WHAT THE EXERCISE ASKS: The data below should be printed in full, exactly, and without any of its images.

Collected data entries
====

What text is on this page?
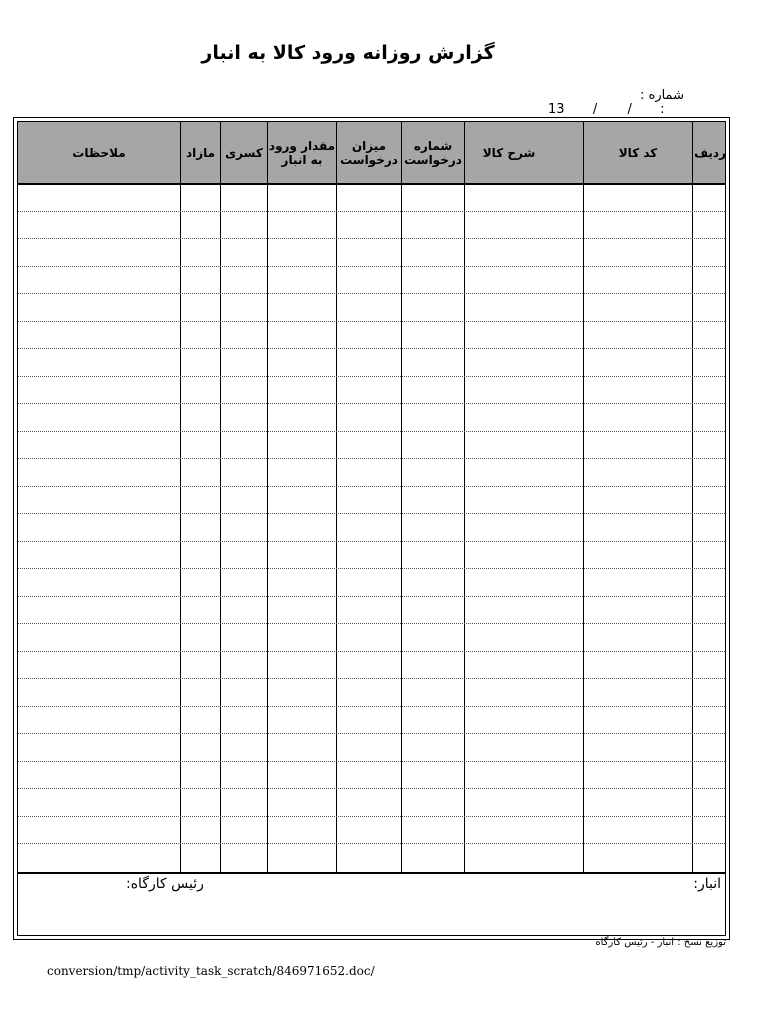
گزارش روزانه ورود کالا به انبار
شماره :
13 / / :
ردیف
کد کالا
شرح کالا
شماره درخواست
میزان درخواست
مقدار ورود به انبار
کسری
مازاد
ملاحظات
انبار:
رئیس کارگاه:
توزیع نسخ : انبار - رئیس کارگاه
conversion/tmp/activity_task_scratch/846971652.doc/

====

RIGHT ANSWER:
What text is on this page?
گزارش روزانه ورود کالا به انبار
شماره :
13 / / :
ردیف
کد کالا
شرح کالا
شماره درخواست
میزان درخواست
مقدار ورود به انبار
کسری
مازاد
ملاحظات
انبار:
رئیس کارگاه:
توزیع نسخ : انبار - رئیس کارگاه
conversion/tmp/activity_task_scratch/846971652.doc/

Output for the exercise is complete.